[Collection entries]
★ ★ ★ ★ ★ ★ ★

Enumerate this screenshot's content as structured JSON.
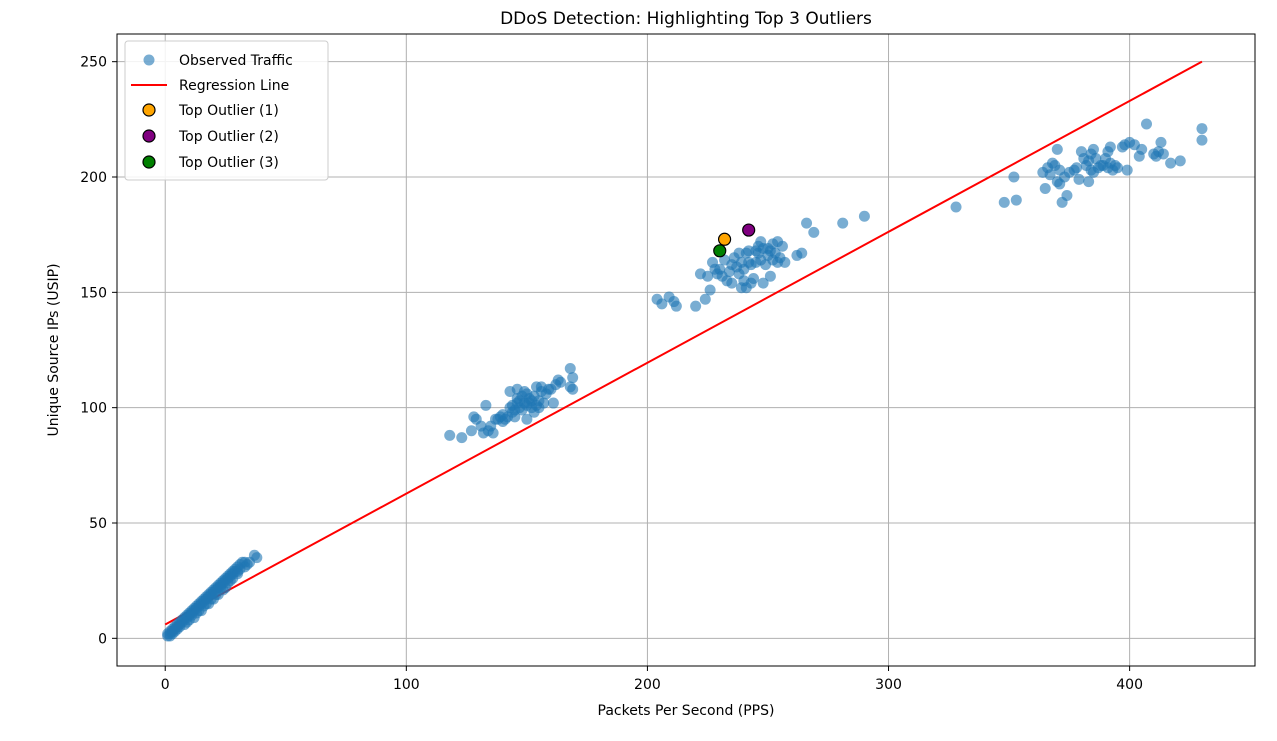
{
  "chart_data": {
    "type": "scatter",
    "title": "DDoS Detection: Highlighting Top 3 Outliers",
    "xlabel": "Packets Per Second (PPS)",
    "ylabel": "Unique Source IPs (USIP)",
    "xlim": [
      -20,
      452
    ],
    "ylim": [
      -12,
      262
    ],
    "xticks": [
      0,
      100,
      200,
      300,
      400
    ],
    "yticks": [
      0,
      50,
      100,
      150,
      200,
      250
    ],
    "grid": true,
    "legend_position": "top-left",
    "colors": {
      "observed": "#1f77b4",
      "regression": "#ff0000",
      "outlier1": "#ffa500",
      "outlier2": "#800080",
      "outlier3": "#008000"
    },
    "series": [
      {
        "name": "Observed Traffic",
        "kind": "scatter",
        "points": [
          [
            1,
            1
          ],
          [
            1,
            2
          ],
          [
            2,
            2
          ],
          [
            2,
            3
          ],
          [
            3,
            3
          ],
          [
            3,
            4
          ],
          [
            4,
            4
          ],
          [
            4,
            5
          ],
          [
            5,
            5
          ],
          [
            5,
            6
          ],
          [
            6,
            6
          ],
          [
            6,
            7
          ],
          [
            7,
            7
          ],
          [
            7,
            8
          ],
          [
            8,
            8
          ],
          [
            8,
            9
          ],
          [
            9,
            9
          ],
          [
            9,
            10
          ],
          [
            10,
            10
          ],
          [
            10,
            11
          ],
          [
            11,
            11
          ],
          [
            11,
            12
          ],
          [
            12,
            12
          ],
          [
            12,
            13
          ],
          [
            13,
            13
          ],
          [
            13,
            14
          ],
          [
            14,
            14
          ],
          [
            14,
            15
          ],
          [
            15,
            15
          ],
          [
            15,
            16
          ],
          [
            16,
            16
          ],
          [
            16,
            17
          ],
          [
            17,
            17
          ],
          [
            17,
            18
          ],
          [
            18,
            18
          ],
          [
            18,
            19
          ],
          [
            19,
            19
          ],
          [
            19,
            20
          ],
          [
            20,
            20
          ],
          [
            20,
            21
          ],
          [
            21,
            21
          ],
          [
            21,
            22
          ],
          [
            22,
            22
          ],
          [
            22,
            23
          ],
          [
            23,
            23
          ],
          [
            23,
            24
          ],
          [
            24,
            24
          ],
          [
            24,
            25
          ],
          [
            25,
            25
          ],
          [
            25,
            26
          ],
          [
            26,
            26
          ],
          [
            26,
            27
          ],
          [
            27,
            27
          ],
          [
            27,
            28
          ],
          [
            28,
            28
          ],
          [
            28,
            29
          ],
          [
            29,
            29
          ],
          [
            29,
            30
          ],
          [
            30,
            31
          ],
          [
            31,
            32
          ],
          [
            32,
            33
          ],
          [
            33,
            33
          ],
          [
            30,
            29
          ],
          [
            25,
            22
          ],
          [
            20,
            17
          ],
          [
            15,
            12
          ],
          [
            10,
            8
          ],
          [
            12,
            9
          ],
          [
            18,
            15
          ],
          [
            22,
            19
          ],
          [
            27,
            25
          ],
          [
            8,
            6
          ],
          [
            5,
            4
          ],
          [
            3,
            2
          ],
          [
            37,
            36
          ],
          [
            38,
            35
          ],
          [
            34,
            32
          ],
          [
            35,
            33
          ],
          [
            31,
            30
          ],
          [
            2,
            1
          ],
          [
            4,
            3
          ],
          [
            6,
            5
          ],
          [
            9,
            7
          ],
          [
            11,
            10
          ],
          [
            14,
            12
          ],
          [
            16,
            14
          ],
          [
            19,
            17
          ],
          [
            21,
            19
          ],
          [
            23,
            22
          ],
          [
            26,
            24
          ],
          [
            28,
            26
          ],
          [
            30,
            28
          ],
          [
            33,
            31
          ],
          [
            24,
            21
          ],
          [
            17,
            15
          ],
          [
            13,
            11
          ],
          [
            118,
            88
          ],
          [
            123,
            87
          ],
          [
            127,
            90
          ],
          [
            128,
            96
          ],
          [
            129,
            95
          ],
          [
            131,
            92
          ],
          [
            132,
            89
          ],
          [
            133,
            101
          ],
          [
            134,
            90
          ],
          [
            135,
            92
          ],
          [
            136,
            89
          ],
          [
            138,
            95
          ],
          [
            139,
            96
          ],
          [
            140,
            94
          ],
          [
            141,
            95
          ],
          [
            142,
            96
          ],
          [
            143,
            100
          ],
          [
            143,
            107
          ],
          [
            144,
            101
          ],
          [
            144,
            98
          ],
          [
            145,
            99
          ],
          [
            145,
            96
          ],
          [
            146,
            104
          ],
          [
            146,
            108
          ],
          [
            147,
            100
          ],
          [
            147,
            103
          ],
          [
            148,
            105
          ],
          [
            148,
            99
          ],
          [
            149,
            107
          ],
          [
            149,
            102
          ],
          [
            150,
            101
          ],
          [
            150,
            95
          ],
          [
            151,
            104
          ],
          [
            151,
            102
          ],
          [
            152,
            100
          ],
          [
            152,
            103
          ],
          [
            153,
            98
          ],
          [
            153,
            105
          ],
          [
            154,
            109
          ],
          [
            154,
            101
          ],
          [
            155,
            100
          ],
          [
            155,
            103
          ],
          [
            156,
            109
          ],
          [
            157,
            102
          ],
          [
            158,
            106
          ],
          [
            159,
            108
          ],
          [
            160,
            108
          ],
          [
            161,
            102
          ],
          [
            162,
            110
          ],
          [
            163,
            112
          ],
          [
            164,
            111
          ],
          [
            168,
            117
          ],
          [
            168,
            109
          ],
          [
            169,
            113
          ],
          [
            169,
            108
          ],
          [
            156,
            107
          ],
          [
            150,
            106
          ],
          [
            146,
            102
          ],
          [
            140,
            97
          ],
          [
            137,
            95
          ],
          [
            204,
            147
          ],
          [
            206,
            145
          ],
          [
            209,
            148
          ],
          [
            211,
            146
          ],
          [
            212,
            144
          ],
          [
            220,
            144
          ],
          [
            222,
            158
          ],
          [
            224,
            147
          ],
          [
            225,
            157
          ],
          [
            226,
            151
          ],
          [
            227,
            163
          ],
          [
            228,
            160
          ],
          [
            229,
            158
          ],
          [
            230,
            160
          ],
          [
            231,
            157
          ],
          [
            232,
            164
          ],
          [
            233,
            155
          ],
          [
            234,
            159
          ],
          [
            235,
            154
          ],
          [
            235,
            162
          ],
          [
            236,
            165
          ],
          [
            237,
            161
          ],
          [
            238,
            167
          ],
          [
            238,
            158
          ],
          [
            239,
            152
          ],
          [
            239,
            163
          ],
          [
            240,
            155
          ],
          [
            240,
            160
          ],
          [
            241,
            152
          ],
          [
            241,
            167
          ],
          [
            242,
            163
          ],
          [
            242,
            168
          ],
          [
            243,
            154
          ],
          [
            243,
            162
          ],
          [
            244,
            156
          ],
          [
            245,
            168
          ],
          [
            245,
            163
          ],
          [
            246,
            167
          ],
          [
            246,
            170
          ],
          [
            247,
            164
          ],
          [
            247,
            172
          ],
          [
            248,
            169
          ],
          [
            248,
            154
          ],
          [
            249,
            162
          ],
          [
            250,
            166
          ],
          [
            250,
            169
          ],
          [
            251,
            157
          ],
          [
            251,
            168
          ],
          [
            252,
            164
          ],
          [
            252,
            171
          ],
          [
            253,
            167
          ],
          [
            254,
            163
          ],
          [
            254,
            172
          ],
          [
            255,
            165
          ],
          [
            256,
            170
          ],
          [
            257,
            163
          ],
          [
            262,
            166
          ],
          [
            264,
            167
          ],
          [
            266,
            180
          ],
          [
            269,
            176
          ],
          [
            281,
            180
          ],
          [
            290,
            183
          ],
          [
            328,
            187
          ],
          [
            348,
            189
          ],
          [
            352,
            200
          ],
          [
            353,
            190
          ],
          [
            364,
            202
          ],
          [
            365,
            195
          ],
          [
            366,
            204
          ],
          [
            367,
            201
          ],
          [
            368,
            206
          ],
          [
            369,
            205
          ],
          [
            370,
            198
          ],
          [
            370,
            212
          ],
          [
            371,
            203
          ],
          [
            371,
            197
          ],
          [
            372,
            189
          ],
          [
            373,
            200
          ],
          [
            374,
            192
          ],
          [
            375,
            202
          ],
          [
            377,
            203
          ],
          [
            378,
            204
          ],
          [
            379,
            199
          ],
          [
            380,
            211
          ],
          [
            381,
            208
          ],
          [
            382,
            205
          ],
          [
            383,
            198
          ],
          [
            383,
            207
          ],
          [
            384,
            203
          ],
          [
            384,
            210
          ],
          [
            385,
            212
          ],
          [
            385,
            202
          ],
          [
            386,
            208
          ],
          [
            387,
            204
          ],
          [
            388,
            205
          ],
          [
            389,
            205
          ],
          [
            390,
            208
          ],
          [
            391,
            204
          ],
          [
            391,
            211
          ],
          [
            392,
            213
          ],
          [
            392,
            206
          ],
          [
            393,
            203
          ],
          [
            394,
            205
          ],
          [
            395,
            204
          ],
          [
            397,
            213
          ],
          [
            398,
            214
          ],
          [
            399,
            203
          ],
          [
            400,
            215
          ],
          [
            402,
            214
          ],
          [
            404,
            209
          ],
          [
            405,
            212
          ],
          [
            407,
            223
          ],
          [
            410,
            210
          ],
          [
            411,
            209
          ],
          [
            412,
            211
          ],
          [
            413,
            215
          ],
          [
            414,
            210
          ],
          [
            417,
            206
          ],
          [
            421,
            207
          ],
          [
            430,
            221
          ],
          [
            430,
            216
          ]
        ]
      },
      {
        "name": "Regression Line",
        "kind": "line",
        "points": [
          [
            0,
            6
          ],
          [
            430,
            250
          ]
        ]
      },
      {
        "name": "Top Outlier (1)",
        "kind": "outlier",
        "points": [
          [
            232,
            173
          ]
        ]
      },
      {
        "name": "Top Outlier (2)",
        "kind": "outlier",
        "points": [
          [
            242,
            177
          ]
        ]
      },
      {
        "name": "Top Outlier (3)",
        "kind": "outlier",
        "points": [
          [
            230,
            168
          ]
        ]
      }
    ]
  }
}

★ ★ ★ ★ ★ ★ ★

Stated goal
Locate the word "name" in the entries, and copy every line where it is found.

Complete response
        "name": "Observed Traffic",
        "name": "Regression Line",
        "name": "Top Outlier (1)",
        "name": "Top Outlier (2)",
        "name": "Top Outlier (3)",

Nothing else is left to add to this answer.